== WHAT IS EXPECTED ==
Your answer should be one number: how many lines of the records hold the string "this".

== LISTED RECORDS ==
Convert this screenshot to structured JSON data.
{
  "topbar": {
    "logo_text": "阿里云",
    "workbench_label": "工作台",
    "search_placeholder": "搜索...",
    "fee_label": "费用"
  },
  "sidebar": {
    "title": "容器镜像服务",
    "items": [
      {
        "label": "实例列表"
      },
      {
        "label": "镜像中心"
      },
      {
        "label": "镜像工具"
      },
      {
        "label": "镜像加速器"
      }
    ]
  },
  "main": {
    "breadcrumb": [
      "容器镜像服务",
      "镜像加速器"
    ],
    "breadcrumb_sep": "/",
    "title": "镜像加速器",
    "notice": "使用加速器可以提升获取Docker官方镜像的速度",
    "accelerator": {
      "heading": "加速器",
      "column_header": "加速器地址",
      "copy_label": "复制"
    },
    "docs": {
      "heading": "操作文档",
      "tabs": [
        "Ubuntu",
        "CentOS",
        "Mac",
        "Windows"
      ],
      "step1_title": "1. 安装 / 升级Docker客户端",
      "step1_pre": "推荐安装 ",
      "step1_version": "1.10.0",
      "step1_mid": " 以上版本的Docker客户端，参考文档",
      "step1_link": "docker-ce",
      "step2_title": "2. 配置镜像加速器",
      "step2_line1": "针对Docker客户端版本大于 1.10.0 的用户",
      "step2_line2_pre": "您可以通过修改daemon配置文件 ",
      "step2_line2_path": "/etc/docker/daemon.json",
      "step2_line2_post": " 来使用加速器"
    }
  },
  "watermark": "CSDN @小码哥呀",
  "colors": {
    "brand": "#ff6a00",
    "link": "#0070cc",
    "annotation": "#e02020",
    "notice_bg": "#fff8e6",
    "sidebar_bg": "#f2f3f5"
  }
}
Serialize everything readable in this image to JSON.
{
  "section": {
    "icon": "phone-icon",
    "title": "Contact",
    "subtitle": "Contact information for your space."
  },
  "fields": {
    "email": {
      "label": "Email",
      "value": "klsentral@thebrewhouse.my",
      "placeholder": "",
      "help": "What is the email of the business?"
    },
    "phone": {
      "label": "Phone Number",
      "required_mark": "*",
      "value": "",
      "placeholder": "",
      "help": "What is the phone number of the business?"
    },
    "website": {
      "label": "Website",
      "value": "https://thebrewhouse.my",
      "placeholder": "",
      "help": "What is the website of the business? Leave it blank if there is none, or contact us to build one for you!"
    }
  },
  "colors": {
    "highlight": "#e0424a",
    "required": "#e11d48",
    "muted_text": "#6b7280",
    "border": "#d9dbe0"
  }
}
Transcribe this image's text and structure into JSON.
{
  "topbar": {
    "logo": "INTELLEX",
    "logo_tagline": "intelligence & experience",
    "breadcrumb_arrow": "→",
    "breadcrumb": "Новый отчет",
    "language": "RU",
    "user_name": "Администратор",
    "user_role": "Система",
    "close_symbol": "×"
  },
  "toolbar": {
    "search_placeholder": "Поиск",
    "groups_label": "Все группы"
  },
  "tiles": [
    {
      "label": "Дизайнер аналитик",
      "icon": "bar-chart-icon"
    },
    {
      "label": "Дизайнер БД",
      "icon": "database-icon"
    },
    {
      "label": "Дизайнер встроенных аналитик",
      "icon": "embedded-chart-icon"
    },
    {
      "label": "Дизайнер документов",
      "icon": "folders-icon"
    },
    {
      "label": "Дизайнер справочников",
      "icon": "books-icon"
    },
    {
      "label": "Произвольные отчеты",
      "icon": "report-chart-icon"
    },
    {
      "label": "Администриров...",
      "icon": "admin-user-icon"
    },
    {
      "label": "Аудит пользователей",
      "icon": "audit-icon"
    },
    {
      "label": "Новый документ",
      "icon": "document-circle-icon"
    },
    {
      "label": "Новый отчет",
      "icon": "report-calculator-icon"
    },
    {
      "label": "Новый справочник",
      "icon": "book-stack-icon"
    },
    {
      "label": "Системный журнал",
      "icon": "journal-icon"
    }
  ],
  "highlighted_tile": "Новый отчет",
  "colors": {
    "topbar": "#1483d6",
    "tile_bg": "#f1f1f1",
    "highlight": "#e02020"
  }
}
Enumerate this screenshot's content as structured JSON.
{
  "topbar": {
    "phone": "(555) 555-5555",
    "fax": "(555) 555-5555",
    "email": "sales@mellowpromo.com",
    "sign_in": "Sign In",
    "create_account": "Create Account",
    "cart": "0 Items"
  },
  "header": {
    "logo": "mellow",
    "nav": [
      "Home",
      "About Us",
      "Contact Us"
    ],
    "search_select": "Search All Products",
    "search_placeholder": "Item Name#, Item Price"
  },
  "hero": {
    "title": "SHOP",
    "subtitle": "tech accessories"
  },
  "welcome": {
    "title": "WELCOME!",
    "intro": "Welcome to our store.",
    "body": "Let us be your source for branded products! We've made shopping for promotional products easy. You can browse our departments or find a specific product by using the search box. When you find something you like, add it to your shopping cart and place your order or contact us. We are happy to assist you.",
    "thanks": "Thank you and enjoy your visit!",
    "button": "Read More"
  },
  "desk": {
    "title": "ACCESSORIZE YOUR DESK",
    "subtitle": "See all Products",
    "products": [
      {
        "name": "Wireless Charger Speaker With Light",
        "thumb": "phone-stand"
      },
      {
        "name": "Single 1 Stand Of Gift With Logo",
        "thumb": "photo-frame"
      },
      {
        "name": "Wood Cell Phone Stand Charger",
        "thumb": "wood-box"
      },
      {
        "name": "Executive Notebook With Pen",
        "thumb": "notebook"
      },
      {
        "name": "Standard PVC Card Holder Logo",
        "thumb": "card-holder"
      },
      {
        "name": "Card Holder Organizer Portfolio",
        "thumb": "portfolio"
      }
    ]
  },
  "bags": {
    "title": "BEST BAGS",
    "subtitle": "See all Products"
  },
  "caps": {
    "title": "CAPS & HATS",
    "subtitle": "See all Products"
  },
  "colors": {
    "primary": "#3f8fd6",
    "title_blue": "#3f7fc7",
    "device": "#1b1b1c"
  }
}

== EXERCISE SOLUTION ==
4